[start Input rows]
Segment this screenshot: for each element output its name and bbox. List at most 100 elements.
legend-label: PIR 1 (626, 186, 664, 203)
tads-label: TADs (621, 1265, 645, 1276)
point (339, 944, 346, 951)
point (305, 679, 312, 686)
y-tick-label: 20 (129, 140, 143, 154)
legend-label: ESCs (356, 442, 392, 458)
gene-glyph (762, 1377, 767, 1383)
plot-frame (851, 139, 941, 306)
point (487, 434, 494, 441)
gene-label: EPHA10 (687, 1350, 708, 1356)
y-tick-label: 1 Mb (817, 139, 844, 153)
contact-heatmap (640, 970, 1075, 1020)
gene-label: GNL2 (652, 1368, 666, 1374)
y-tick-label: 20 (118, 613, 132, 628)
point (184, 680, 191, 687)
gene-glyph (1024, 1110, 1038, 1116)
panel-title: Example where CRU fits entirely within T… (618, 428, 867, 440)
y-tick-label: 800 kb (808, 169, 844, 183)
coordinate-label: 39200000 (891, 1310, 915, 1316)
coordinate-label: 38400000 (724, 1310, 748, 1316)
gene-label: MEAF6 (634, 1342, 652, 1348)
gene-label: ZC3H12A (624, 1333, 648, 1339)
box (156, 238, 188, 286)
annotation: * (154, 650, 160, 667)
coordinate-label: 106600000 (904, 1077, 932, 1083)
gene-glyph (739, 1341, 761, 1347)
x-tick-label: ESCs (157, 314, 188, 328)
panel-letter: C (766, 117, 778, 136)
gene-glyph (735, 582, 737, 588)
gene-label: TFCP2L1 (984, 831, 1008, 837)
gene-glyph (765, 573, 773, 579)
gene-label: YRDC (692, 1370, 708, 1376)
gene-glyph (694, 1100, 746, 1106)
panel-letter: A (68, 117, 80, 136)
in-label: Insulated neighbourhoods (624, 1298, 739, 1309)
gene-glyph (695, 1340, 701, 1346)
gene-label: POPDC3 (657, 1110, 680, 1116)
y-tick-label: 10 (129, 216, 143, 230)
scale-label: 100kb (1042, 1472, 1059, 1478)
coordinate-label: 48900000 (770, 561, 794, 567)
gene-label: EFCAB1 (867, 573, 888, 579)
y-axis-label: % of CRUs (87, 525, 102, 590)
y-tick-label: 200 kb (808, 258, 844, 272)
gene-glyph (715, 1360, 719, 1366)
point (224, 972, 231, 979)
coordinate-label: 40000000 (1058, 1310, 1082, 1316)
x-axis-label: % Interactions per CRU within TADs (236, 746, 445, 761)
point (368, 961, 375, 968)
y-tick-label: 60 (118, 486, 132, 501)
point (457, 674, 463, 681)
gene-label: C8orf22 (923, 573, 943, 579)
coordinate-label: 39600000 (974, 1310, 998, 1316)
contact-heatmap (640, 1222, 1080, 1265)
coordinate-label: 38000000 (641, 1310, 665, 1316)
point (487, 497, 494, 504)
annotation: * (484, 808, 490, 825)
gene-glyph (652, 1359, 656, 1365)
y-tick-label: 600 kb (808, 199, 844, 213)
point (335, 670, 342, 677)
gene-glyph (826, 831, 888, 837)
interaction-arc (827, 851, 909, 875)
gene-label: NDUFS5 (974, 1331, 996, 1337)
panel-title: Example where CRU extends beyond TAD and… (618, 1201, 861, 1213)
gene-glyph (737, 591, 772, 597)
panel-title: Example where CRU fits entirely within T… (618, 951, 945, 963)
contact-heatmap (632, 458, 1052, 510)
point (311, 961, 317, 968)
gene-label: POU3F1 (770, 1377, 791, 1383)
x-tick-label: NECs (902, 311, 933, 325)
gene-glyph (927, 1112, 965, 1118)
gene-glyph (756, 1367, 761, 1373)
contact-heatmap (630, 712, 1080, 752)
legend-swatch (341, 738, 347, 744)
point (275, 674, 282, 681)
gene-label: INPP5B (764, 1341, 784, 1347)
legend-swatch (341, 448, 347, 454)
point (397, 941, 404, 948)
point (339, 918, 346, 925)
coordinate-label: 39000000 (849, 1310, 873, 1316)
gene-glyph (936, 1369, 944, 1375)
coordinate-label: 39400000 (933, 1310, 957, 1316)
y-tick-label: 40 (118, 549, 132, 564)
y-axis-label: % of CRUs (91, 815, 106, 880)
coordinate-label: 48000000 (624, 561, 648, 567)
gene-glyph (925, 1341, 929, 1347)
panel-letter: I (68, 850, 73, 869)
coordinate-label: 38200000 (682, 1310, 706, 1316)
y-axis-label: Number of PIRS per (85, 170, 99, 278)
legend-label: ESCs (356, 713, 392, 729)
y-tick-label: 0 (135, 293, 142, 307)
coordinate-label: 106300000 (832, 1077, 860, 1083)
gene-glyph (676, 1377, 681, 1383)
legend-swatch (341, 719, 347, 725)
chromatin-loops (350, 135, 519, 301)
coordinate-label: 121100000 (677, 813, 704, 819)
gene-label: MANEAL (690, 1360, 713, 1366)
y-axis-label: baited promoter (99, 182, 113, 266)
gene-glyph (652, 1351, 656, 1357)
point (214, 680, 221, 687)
[end Input rows]
#### Exercise description
Give again, word for word, the rows from the first one through the row containing "gene-label: EPHA10 (687, 1350, 708, 1356)".

#### Result for this task
Segment this screenshot: for each element output its name and bbox. List at most 100 elements.
legend-label: PIR 1 (626, 186, 664, 203)
tads-label: TADs (621, 1265, 645, 1276)
point (339, 944, 346, 951)
point (305, 679, 312, 686)
y-tick-label: 20 (129, 140, 143, 154)
legend-label: ESCs (356, 442, 392, 458)
gene-glyph (762, 1377, 767, 1383)
plot-frame (851, 139, 941, 306)
point (487, 434, 494, 441)
gene-label: EPHA10 (687, 1350, 708, 1356)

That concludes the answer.